## [Exercise details]
All of the material should be reproduced exactly, with pictures left out.

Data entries
---------------
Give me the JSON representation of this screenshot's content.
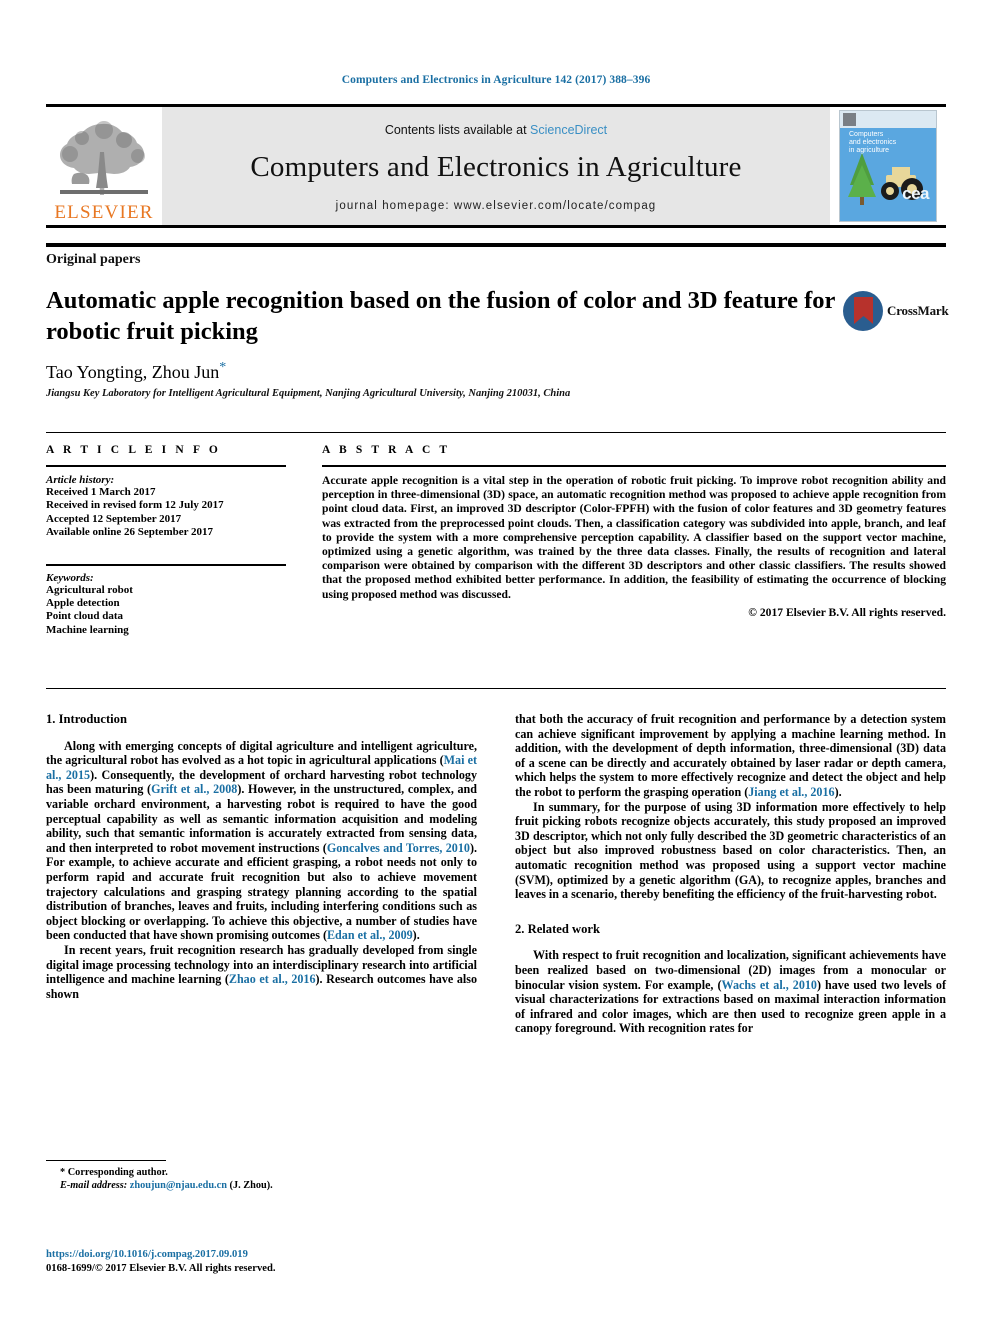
{
  "running_head": "Computers and Electronics in Agriculture 142 (2017) 388–396",
  "masthead": {
    "contents_prefix": "Contents lists available at ",
    "sciencedirect": "ScienceDirect",
    "journal_title": "Computers and Electronics in Agriculture",
    "homepage": "journal homepage: www.elsevier.com/locate/compag",
    "publisher_name": "ELSEVIER",
    "cover_title": "Computers\nand electronics\nin agriculture",
    "cover_abbrev": "cea"
  },
  "article": {
    "kicker": "Original papers",
    "title": "Automatic apple recognition based on the fusion of color and 3D feature for robotic fruit picking",
    "crossmark_label": "CrossMark",
    "authors": "Tao Yongting, Zhou Jun",
    "author_footnote_marker": "*",
    "affiliation": "Jiangsu Key Laboratory for Intelligent Agricultural Equipment, Nanjing Agricultural University, Nanjing 210031, China"
  },
  "article_info": {
    "heading": "A R T I C L E   I N F O",
    "history_label": "Article history:",
    "history": [
      "Received 1 March 2017",
      "Received in revised form 12 July 2017",
      "Accepted 12 September 2017",
      "Available online 26 September 2017"
    ],
    "keywords_label": "Keywords:",
    "keywords": [
      "Agricultural robot",
      "Apple detection",
      "Point cloud data",
      "Machine learning"
    ]
  },
  "abstract": {
    "heading": "A B S T R A C T",
    "text": "Accurate apple recognition is a vital step in the operation of robotic fruit picking. To improve robot recognition ability and perception in three-dimensional (3D) space, an automatic recognition method was proposed to achieve apple recognition from point cloud data. First, an improved 3D descriptor (Color-FPFH) with the fusion of color features and 3D geometry features was extracted from the preprocessed point clouds. Then, a classification category was subdivided into apple, branch, and leaf to provide the system with a more comprehensive perception capability. A classifier based on the support vector machine, optimized using a genetic algorithm, was trained by the three data classes. Finally, the results of recognition and lateral comparison were obtained by comparison with the different 3D descriptors and other classic classifiers. The results showed that the proposed method exhibited better performance. In addition, the feasibility of estimating the occurrence of blocking using proposed method was discussed.",
    "copyright": "© 2017 Elsevier B.V. All rights reserved."
  },
  "body": {
    "section1_heading": "1. Introduction",
    "section2_heading": "2. Related work",
    "left_paragraphs": [
      "Along with emerging concepts of digital agriculture and intelligent agriculture, the agricultural robot has evolved as a hot topic in agricultural applications (Mai et al., 2015). Consequently, the development of orchard harvesting robot technology has been maturing (Grift et al., 2008). However, in the unstructured, complex, and variable orchard environment, a harvesting robot is required to have the good perceptual capability as well as semantic information acquisition and modeling ability, such that semantic information is accurately extracted from sensing data, and then interpreted to robot movement instructions (Goncalves and Torres, 2010). For example, to achieve accurate and efficient grasping, a robot needs not only to perform rapid and accurate fruit recognition but also to achieve movement trajectory calculations and grasping strategy planning according to the spatial distribution of branches, leaves and fruits, including interfering conditions such as object blocking or overlapping. To achieve this objective, a number of studies have been conducted that have shown promising outcomes (Edan et al., 2009).",
      "In recent years, fruit recognition research has gradually developed from single digital image processing technology into an interdisciplinary research into artificial intelligence and machine learning (Zhao et al., 2016). Research outcomes have also shown"
    ],
    "right_paragraphs": [
      "that both the accuracy of fruit recognition and performance by a detection system can achieve significant improvement by applying a machine learning method. In addition, with the development of depth information, three-dimensional (3D) data of a scene can be directly and accurately obtained by laser radar or depth camera, which helps the system to more effectively recognize and detect the object and help the robot to perform the grasping operation (Jiang et al., 2016).",
      "In summary, for the purpose of using 3D information more effectively to help fruit picking robots recognize objects accurately, this study proposed an improved 3D descriptor, which not only fully described the 3D geometric characteristics of an object but also improved robustness based on color characteristics. Then, an automatic recognition method was proposed using a support vector machine (SVM), optimized by a genetic algorithm (GA), to recognize apples, branches and leaves in a scenario, thereby benefiting the efficiency of the fruit-harvesting robot.",
      "With respect to fruit recognition and localization, significant achievements have been realized based on two-dimensional (2D) images from a monocular or binocular vision system. For example, (Wachs et al., 2010) have used two levels of visual characterizations for extractions based on maximal interaction information of infrared and color images, which are then used to recognize green apple in a canopy foreground. With recognition rates for"
    ],
    "citation_links": [
      "Mai et al., 2015",
      "Grift et al., 2008",
      "Goncalves and Torres, 2010",
      "Edan et al., 2009",
      "Zhao et al., 2016",
      "Jiang et al., 2016",
      "Wachs et al., 2010"
    ]
  },
  "footer": {
    "corresponding_marker": "*",
    "corresponding_label": "Corresponding author.",
    "email_label": "E-mail address:",
    "email": "zhoujun@njau.edu.cn",
    "email_person": "(J. Zhou).",
    "doi": "https://doi.org/10.1016/j.compag.2017.09.019",
    "issn_line": "0168-1699/© 2017 Elsevier B.V. All rights reserved."
  },
  "colors": {
    "link": "#1a6fa3",
    "elsevier_orange": "#e87722",
    "masthead_grey": "#e6e6e6",
    "cover_blue": "#5aa7e0"
  }
}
---------------
## [Task solution]
Give me the JSON representation of this screenshot's content.
{
  "running_head": "Computers and Electronics in Agriculture 142 (2017) 388–396",
  "masthead": {
    "contents_prefix": "Contents lists available at ",
    "sciencedirect": "ScienceDirect",
    "journal_title": "Computers and Electronics in Agriculture",
    "homepage": "journal homepage: www.elsevier.com/locate/compag",
    "publisher_name": "ELSEVIER",
    "cover_title": "Computers\nand electronics\nin agriculture",
    "cover_abbrev": "cea"
  },
  "article": {
    "kicker": "Original papers",
    "title": "Automatic apple recognition based on the fusion of color and 3D feature for robotic fruit picking",
    "crossmark_label": "CrossMark",
    "authors": "Tao Yongting, Zhou Jun",
    "author_footnote_marker": "*",
    "affiliation": "Jiangsu Key Laboratory for Intelligent Agricultural Equipment, Nanjing Agricultural University, Nanjing 210031, China"
  },
  "article_info": {
    "heading": "A R T I C L E   I N F O",
    "history_label": "Article history:",
    "history": [
      "Received 1 March 2017",
      "Received in revised form 12 July 2017",
      "Accepted 12 September 2017",
      "Available online 26 September 2017"
    ],
    "keywords_label": "Keywords:",
    "keywords": [
      "Agricultural robot",
      "Apple detection",
      "Point cloud data",
      "Machine learning"
    ]
  },
  "abstract": {
    "heading": "A B S T R A C T",
    "text": "Accurate apple recognition is a vital step in the operation of robotic fruit picking. To improve robot recognition ability and perception in three-dimensional (3D) space, an automatic recognition method was proposed to achieve apple recognition from point cloud data. First, an improved 3D descriptor (Color-FPFH) with the fusion of color features and 3D geometry features was extracted from the preprocessed point clouds. Then, a classification category was subdivided into apple, branch, and leaf to provide the system with a more comprehensive perception capability. A classifier based on the support vector machine, optimized using a genetic algorithm, was trained by the three data classes. Finally, the results of recognition and lateral comparison were obtained by comparison with the different 3D descriptors and other classic classifiers. The results showed that the proposed method exhibited better performance. In addition, the feasibility of estimating the occurrence of blocking using proposed method was discussed.",
    "copyright": "© 2017 Elsevier B.V. All rights reserved."
  },
  "body": {
    "section1_heading": "1. Introduction",
    "section2_heading": "2. Related work",
    "left_paragraphs": [
      "Along with emerging concepts of digital agriculture and intelligent agriculture, the agricultural robot has evolved as a hot topic in agricultural applications (Mai et al., 2015). Consequently, the development of orchard harvesting robot technology has been maturing (Grift et al., 2008). However, in the unstructured, complex, and variable orchard environment, a harvesting robot is required to have the good perceptual capability as well as semantic information acquisition and modeling ability, such that semantic information is accurately extracted from sensing data, and then interpreted to robot movement instructions (Goncalves and Torres, 2010). For example, to achieve accurate and efficient grasping, a robot needs not only to perform rapid and accurate fruit recognition but also to achieve movement trajectory calculations and grasping strategy planning according to the spatial distribution of branches, leaves and fruits, including interfering conditions such as object blocking or overlapping. To achieve this objective, a number of studies have been conducted that have shown promising outcomes (Edan et al., 2009).",
      "In recent years, fruit recognition research has gradually developed from single digital image processing technology into an interdisciplinary research into artificial intelligence and machine learning (Zhao et al., 2016). Research outcomes have also shown"
    ],
    "right_paragraphs": [
      "that both the accuracy of fruit recognition and performance by a detection system can achieve significant improvement by applying a machine learning method. In addition, with the development of depth information, three-dimensional (3D) data of a scene can be directly and accurately obtained by laser radar or depth camera, which helps the system to more effectively recognize and detect the object and help the robot to perform the grasping operation (Jiang et al., 2016).",
      "In summary, for the purpose of using 3D information more effectively to help fruit picking robots recognize objects accurately, this study proposed an improved 3D descriptor, which not only fully described the 3D geometric characteristics of an object but also improved robustness based on color characteristics. Then, an automatic recognition method was proposed using a support vector machine (SVM), optimized by a genetic algorithm (GA), to recognize apples, branches and leaves in a scenario, thereby benefiting the efficiency of the fruit-harvesting robot.",
      "With respect to fruit recognition and localization, significant achievements have been realized based on two-dimensional (2D) images from a monocular or binocular vision system. For example, (Wachs et al., 2010) have used two levels of visual characterizations for extractions based on maximal interaction information of infrared and color images, which are then used to recognize green apple in a canopy foreground. With recognition rates for"
    ],
    "citation_links": [
      "Mai et al., 2015",
      "Grift et al., 2008",
      "Goncalves and Torres, 2010",
      "Edan et al., 2009",
      "Zhao et al., 2016",
      "Jiang et al., 2016",
      "Wachs et al., 2010"
    ]
  },
  "footer": {
    "corresponding_marker": "*",
    "corresponding_label": "Corresponding author.",
    "email_label": "E-mail address:",
    "email": "zhoujun@njau.edu.cn",
    "email_person": "(J. Zhou).",
    "doi": "https://doi.org/10.1016/j.compag.2017.09.019",
    "issn_line": "0168-1699/© 2017 Elsevier B.V. All rights reserved."
  },
  "colors": {
    "link": "#1a6fa3",
    "elsevier_orange": "#e87722",
    "masthead_grey": "#e6e6e6",
    "cover_blue": "#5aa7e0"
  }
}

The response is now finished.